__EXERCISE REQUIREMENTS__: For the listing below, give the count of lines containing "meta", and no other text.

start INFORMATION PROVIDED

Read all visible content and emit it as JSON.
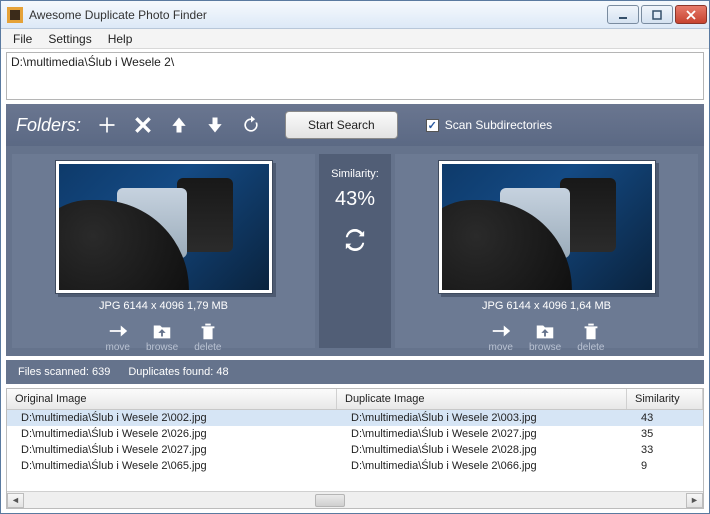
{
  "window": {
    "title": "Awesome Duplicate Photo Finder"
  },
  "menu": {
    "file": "File",
    "settings": "Settings",
    "help": "Help"
  },
  "path_entry": "D:\\multimedia\\Ślub i Wesele 2\\",
  "toolbar": {
    "label": "Folders:",
    "start": "Start Search",
    "scan_sub": "Scan Subdirectories"
  },
  "similarity": {
    "label": "Similarity:",
    "value": "43%"
  },
  "left_image": {
    "meta": "JPG  6144 x 4096  1,79 MB",
    "move": "move",
    "browse": "browse",
    "delete": "delete"
  },
  "right_image": {
    "meta": "JPG  6144 x 4096  1,64 MB",
    "move": "move",
    "browse": "browse",
    "delete": "delete"
  },
  "status": {
    "scanned": "Files scanned: 639",
    "dupes": "Duplicates found: 48"
  },
  "table": {
    "col1": "Original Image",
    "col2": "Duplicate Image",
    "col3": "Similarity",
    "rows": [
      {
        "orig": "D:\\multimedia\\Ślub i Wesele 2\\002.jpg",
        "dup": "D:\\multimedia\\Ślub i Wesele 2\\003.jpg",
        "sim": "43"
      },
      {
        "orig": "D:\\multimedia\\Ślub i Wesele 2\\026.jpg",
        "dup": "D:\\multimedia\\Ślub i Wesele 2\\027.jpg",
        "sim": "35"
      },
      {
        "orig": "D:\\multimedia\\Ślub i Wesele 2\\027.jpg",
        "dup": "D:\\multimedia\\Ślub i Wesele 2\\028.jpg",
        "sim": "33"
      },
      {
        "orig": "D:\\multimedia\\Ślub i Wesele 2\\065.jpg",
        "dup": "D:\\multimedia\\Ślub i Wesele 2\\066.jpg",
        "sim": "9"
      }
    ]
  }
}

end INFORMATION PROVIDED

__TASK OUTPUT__: 2